DATA ENTRIES ▸
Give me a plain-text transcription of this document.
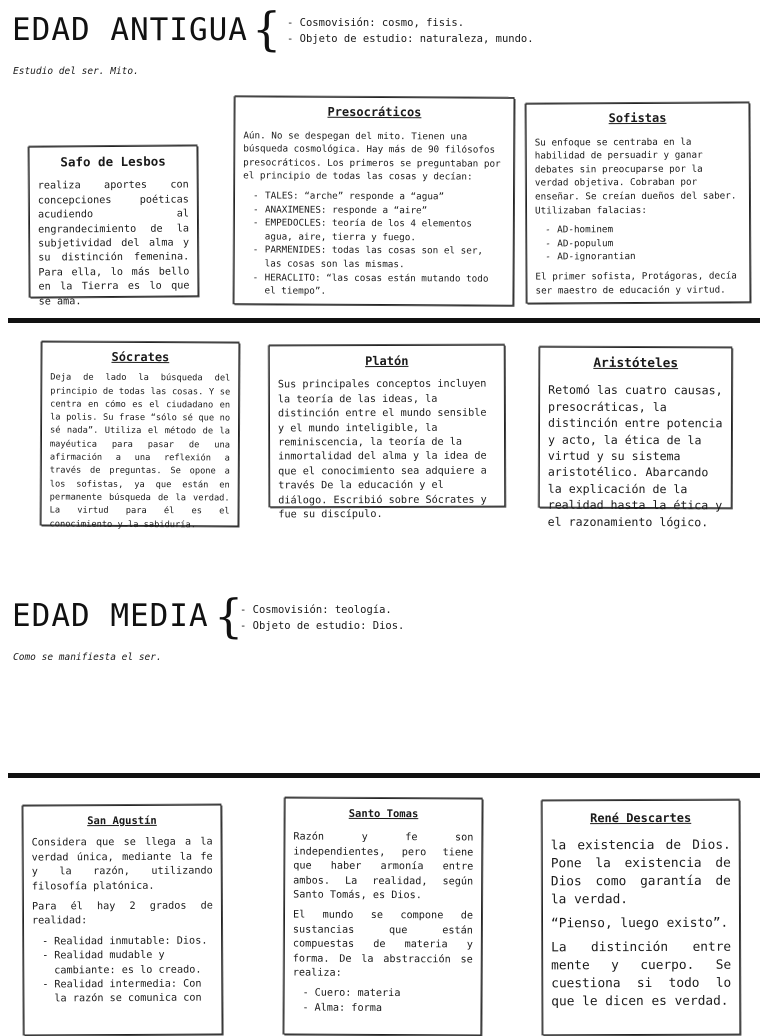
EDAD ANTIGUA {	- Cosmovisión: cosmo, fisis.
- Objeto de estudio: naturaleza, mundo.
Estudio del ser. Mito.
Safo de Lesbos

realiza aportes con concepciones poéticas acudiendo al engrandecimiento de la subjetividad del alma y su distinción femenina. Para ella, lo más bello en la Tierra es lo que se ama.

Presocráticos

Aún. No se despegan del mito. Tienen una búsqueda cosmológica. Hay más de 90 filósofos presocráticos. Los primeros se preguntaban por el principio de todas las cosas y decían:

- TALES: “arche” responde a “agua”
- ANAXIMENES: responde a “aire”
- EMPEDOCLES: teoría de los 4 elementos agua, aire, tierra y fuego.
- PARMENIDES: todas las cosas son el ser, las cosas son las mismas.
- HERACLITO: “las cosas están mutando todo el tiempo”.
Sofistas

Su enfoque se centraba en la habilidad de persuadir y ganar debates sin preocuparse por la verdad objetiva. Cobraban por enseñar. Se creían dueños del saber. Utilizaban falacias:

- AD-hominem
- AD-populum
- AD-ignorantian

El primer sofista, Protágoras, decía ser maestro de educación y virtud.

Sócrates

Deja de lado la búsqueda del principio de todas las cosas. Y se centra en cómo es el ciudadano en la polis. Su frase “sólo sé que no sé nada”. Utiliza el método de la mayéutica para pasar de una afirmación a una reflexión a través de preguntas. Se opone a los sofistas, ya que están en permanente búsqueda de la verdad. La virtud para él es el conocimiento y la sabiduría.

Platón

Sus principales conceptos incluyen la teoría de las ideas, la distinción entre el mundo sensible y el mundo inteligible, la reminiscencia, la teoría de la inmortalidad del alma y la idea de que el conocimiento sea adquiere a través De la educación y el diálogo. Escribió sobre Sócrates y fue su discípulo.

Aristóteles

Retomó las cuatro causas, presocráticas, la distinción entre potencia y acto, la ética de la virtud y su sistema aristotélico. Abarcando la explicación de la realidad hasta la ética y el razonamiento lógico.

EDAD MEDIA { - Cosmovisión: teología.
- Objeto de estudio: Dios.
Como se manifiesta el ser.
San Agustín

Considera que se llega a la verdad única, mediante la fe y la razón, utilizando filosofía platónica.

Para él hay 2 grados de realidad:

- Realidad inmutable: Dios.
- Realidad mudable y cambiante: es lo creado.
- Realidad intermedia: Con la razón se comunica con
Santo Tomas

Razón y fe son independientes, pero tiene que haber armonía entre ambos. La realidad, según Santo Tomás, es Dios.

El mundo se compone de sustancias que están compuestas de materia y forma. De la abstracción se realiza:

- Cuero: materia
- Alma: forma
René Descartes

la existencia de Dios. Pone la existencia de Dios como garantía de la verdad.

“Pienso, luego existo”.

La distinción entre mente y cuerpo. Se cuestiona si todo lo que le dicen es verdad.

GIVEN REQUEST ▸ Report only the number of lines that hold the string "realiza" in this listing.

TASK RESULT ▸ 2